Türkiye’de hayvansal üretimi artırmak için muhtelif çalışmalar yapılmasına rağmen üretim yeterince artırılamamakta, ancak uygulanan projelerin sonuçları ve etkileri ölçülmediğinden hatalar tekrar edilebilmektedir. Aynı şekilde hayvancılık sektöründe uzun vadeli çok yıllık hedefe dönük politika ve stratejilerin olmaması, karar verici konumdaki yöneticilerin ve hayvancılık politikalarının sıkça değişmesi nedenleriyle beklenen gelişme sağlanamamıştır. Bu durum hayvancılığın istikrarlı olarak gelişmesini ve politikaların sürdürülebilir olmasını sürekli engellemiştir.
Türkiye, kişi başına hayvansal üretimi düşük ülkeler arasında yer almaktadır.
Oysa ülkemizin doğal kaynakları, iklimi, insan gücü ve nüfus yapısı Türkiye’nin kendi halkının beslenmesi yanında önemli miktarda ihracat potansiyeli de doğuracak durumdadır.
Türkiye İstatistik Kurumunun (TÜİK) 1970-2004 yılları arası hayvan varlığı tabloları tam gerçeği yansıtmamakla birlikte, değerlendirildiğinde bütün hayvan türlerinde oldukça önemli sayılabilecek bir azalma dikkati çekmektedir. Özellikle sığırcılıkta hayvan başına verimde artış sağlanmasına rağmen, bu artış sayıca azalmayı karşılayacak düzeyde değildir. Buna karşın ülkemizin nüfusu daha da artmış, halkın beslenme konusunda bilinç düzeyi biraz daha ilerlemiş, ayrıca yıllarca yapılan tanıtım çalışmalarının sonucunda ülkemize gelen turist sayısı da önemli ölçüde büyümüştür. Kırmızı ete olan ihtiyaç sürekli artmaktadır. Bu durum Türkiye’de daha fazla kırmızı et üretimini zorunlu hale getirmektedir.
“İstatistikler güvenilir değil”

▸ Görev 1
Lütfen hayvancılık metninde "Türkiye’de hayvansal üretimi" ifadesinden başlayıp "de doğuracak durumdadır." ifadesine kadar her şeyi hiç değiştirmeden yazdırın.
▸ Görev 2
Hayvancılık metnine göre Türkiye, kişi başına hayvansal üretim bakımından hangi ülkeler arasında yer alıyor?
▸ Görev 3
Hayvancılık metnini kaldığı yerden alıp sürdürün.

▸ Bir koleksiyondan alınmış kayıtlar
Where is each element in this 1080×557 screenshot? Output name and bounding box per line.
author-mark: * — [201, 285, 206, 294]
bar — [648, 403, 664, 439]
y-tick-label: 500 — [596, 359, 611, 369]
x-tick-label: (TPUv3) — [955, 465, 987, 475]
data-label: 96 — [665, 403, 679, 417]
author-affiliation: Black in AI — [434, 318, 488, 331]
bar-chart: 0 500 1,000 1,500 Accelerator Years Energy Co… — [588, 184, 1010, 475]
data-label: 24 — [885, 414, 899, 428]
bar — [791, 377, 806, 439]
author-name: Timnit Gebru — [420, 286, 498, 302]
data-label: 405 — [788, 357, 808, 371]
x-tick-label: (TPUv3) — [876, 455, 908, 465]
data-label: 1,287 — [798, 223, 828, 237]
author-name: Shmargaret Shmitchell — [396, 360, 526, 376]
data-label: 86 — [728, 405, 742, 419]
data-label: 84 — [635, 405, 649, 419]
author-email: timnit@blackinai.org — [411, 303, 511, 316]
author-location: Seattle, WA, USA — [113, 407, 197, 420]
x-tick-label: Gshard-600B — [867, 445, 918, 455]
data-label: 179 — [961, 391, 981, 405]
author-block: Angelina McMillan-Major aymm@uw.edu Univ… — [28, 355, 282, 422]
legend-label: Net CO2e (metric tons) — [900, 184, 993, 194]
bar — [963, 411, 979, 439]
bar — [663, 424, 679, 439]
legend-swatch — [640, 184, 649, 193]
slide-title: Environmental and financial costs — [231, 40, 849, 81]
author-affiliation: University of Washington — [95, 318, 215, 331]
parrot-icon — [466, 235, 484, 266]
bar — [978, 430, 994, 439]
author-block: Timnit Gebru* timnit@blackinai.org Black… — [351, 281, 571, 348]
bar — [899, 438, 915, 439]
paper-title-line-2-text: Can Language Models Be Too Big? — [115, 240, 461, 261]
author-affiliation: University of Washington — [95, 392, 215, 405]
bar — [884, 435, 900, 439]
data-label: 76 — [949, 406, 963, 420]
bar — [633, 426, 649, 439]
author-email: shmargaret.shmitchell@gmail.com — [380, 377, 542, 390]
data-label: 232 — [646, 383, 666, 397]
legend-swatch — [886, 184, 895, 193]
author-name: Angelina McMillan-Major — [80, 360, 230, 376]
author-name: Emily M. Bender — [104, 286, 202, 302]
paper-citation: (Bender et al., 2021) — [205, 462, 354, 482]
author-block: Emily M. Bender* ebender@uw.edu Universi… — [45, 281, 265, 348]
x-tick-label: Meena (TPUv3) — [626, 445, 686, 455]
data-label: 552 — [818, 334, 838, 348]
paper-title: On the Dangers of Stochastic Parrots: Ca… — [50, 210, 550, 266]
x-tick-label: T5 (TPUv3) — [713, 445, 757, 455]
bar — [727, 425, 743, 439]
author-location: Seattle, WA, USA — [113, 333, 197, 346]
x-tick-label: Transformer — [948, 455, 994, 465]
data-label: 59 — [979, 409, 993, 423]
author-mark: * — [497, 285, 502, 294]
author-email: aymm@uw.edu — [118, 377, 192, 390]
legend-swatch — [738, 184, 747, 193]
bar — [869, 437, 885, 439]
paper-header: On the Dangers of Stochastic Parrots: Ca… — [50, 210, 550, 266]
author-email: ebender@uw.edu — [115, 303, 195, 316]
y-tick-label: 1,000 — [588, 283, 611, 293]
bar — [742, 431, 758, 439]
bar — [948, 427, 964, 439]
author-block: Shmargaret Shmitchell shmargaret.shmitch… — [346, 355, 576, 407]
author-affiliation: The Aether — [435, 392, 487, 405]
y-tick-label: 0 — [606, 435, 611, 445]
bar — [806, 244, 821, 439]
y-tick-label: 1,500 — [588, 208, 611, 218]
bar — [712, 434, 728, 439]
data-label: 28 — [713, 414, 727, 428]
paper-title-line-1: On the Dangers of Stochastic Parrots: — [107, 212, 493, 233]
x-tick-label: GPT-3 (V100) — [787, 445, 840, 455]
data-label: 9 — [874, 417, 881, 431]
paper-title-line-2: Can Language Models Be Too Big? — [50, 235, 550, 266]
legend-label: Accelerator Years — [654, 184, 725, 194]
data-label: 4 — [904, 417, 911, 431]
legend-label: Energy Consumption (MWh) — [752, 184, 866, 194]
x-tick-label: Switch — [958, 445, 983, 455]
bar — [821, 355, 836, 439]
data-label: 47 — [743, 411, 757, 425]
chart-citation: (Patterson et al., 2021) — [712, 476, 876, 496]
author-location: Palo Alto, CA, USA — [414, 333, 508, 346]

▸ Sonuç 1
Türkiye’de hayvansal üretimi artırmak için muhtelif çalışmalar yapılmasına rağmen üretim yeterince artırılamamakta, ancak uygulanan projelerin sonuçları ve etkileri ölçülmediğinden hatalar tekrar edilebilmektedir. Aynı şekilde hayvancılık sektöründe uzun vadeli çok yıllık hedefe dönük politika ve stratejilerin olmaması, karar verici konumdaki yöneticilerin ve hayvancılık politikalarının sıkça değişmesi nedenleriyle beklenen gelişme sağlanamamıştır. Bu durum hayvancılığın istikrarlı olarak gelişmesini ve politikaların sürdürülebilir olmasını sürekli engellemiştir.
Türkiye, kişi başına hayvansal üretimi düşük ülkeler arasında yer almaktadır.
Oysa ülkemizin doğal kaynakları, iklimi, insan gücü ve nüfus yapısı Türkiye’nin kendi halkının beslenmesi yanında önemli miktarda ihracat potansiyeli de doğuracak durumdadır.

▸ Sonuç 2
Kişi başına hayvansal üretimi düşük ülkeler arasında.

▸ Sonuç 3
Türkiye’de hayvansal ürünler üretimi ile ilgili istatistiklerin güvenilir olmama özelliği hala geçerlidir. Et üretimi ile ilgili istatistiklerin sadece ruhsatlı mezbaha kesimleri ve kurban bayramında kesilenleri içerdiği belirtilmektedir. TÜİK verilerine göre 10.946.000 büyükbaş hayvan mevcuttur. Bakanlığın uyguladığı TÜRKVET verilerine göre ise 12.750.000 büyükbaş hayvan bulunmaktadır. Bakanlık kayıtlarının TÜİK verilerinden yaklaşık % 25 fazla görülmesi; kurban bayramında yapılan kesimler, zati ihtiyaç için kesimler, satılma vb. nedenlerle işletme değiştiren hayvanların kayıtlarının düşülmemesinden kaynaklandığı düşünülmektedir. Bakanlık verilerine göre 766 kesimhane yöneticisi TÜRKVET sistemini kullanabilmektedir.
Buna rağmen düşümlerin yapılmaması bu konuda ihmal olduğunu çağrıştırmaktadır.
Bakanlık verilerine göre Türkiye’de 42 ilde, 79 ruhsatlı hayvan pazarının 75’i faaldir. Ayrıca 10 adet hayvan borsası bulunmaktadır. Hayvan pazarı bulunmayan illerde hayvanların nasıl alınıp satıldığı ve ne şekilde pazarlandığının yetkililerce dikkate alınması ve üzerinde düşünülmesi gereken bir husus olduğu düşünülmektedir.
Sığır eti açısından bazı tespitler ve öncelikle yapılması gerekenler aşağıda sıralanmıştır:
Tespitler
• Hayvansal gıdaların kalitesi kadar yeterli miktarda ve erişilebilir olması, stratejik açıdan önem arz etmektedir.
• Hayvan sayısının azalması ve hayvan başına elde edilen verimin yükselmemesi süt ve et fiyatlarını yükseltmekte, böylece hayvancılık daha cazip konuma gelmektedir.
• Ülkemizde sürdürülebilirliği olan, ilgili tarafların katılımıyla hazırlanmış uzun vadeli ve kapsamlı bir hayvancılığı geliştirme programı eksikliği vardır.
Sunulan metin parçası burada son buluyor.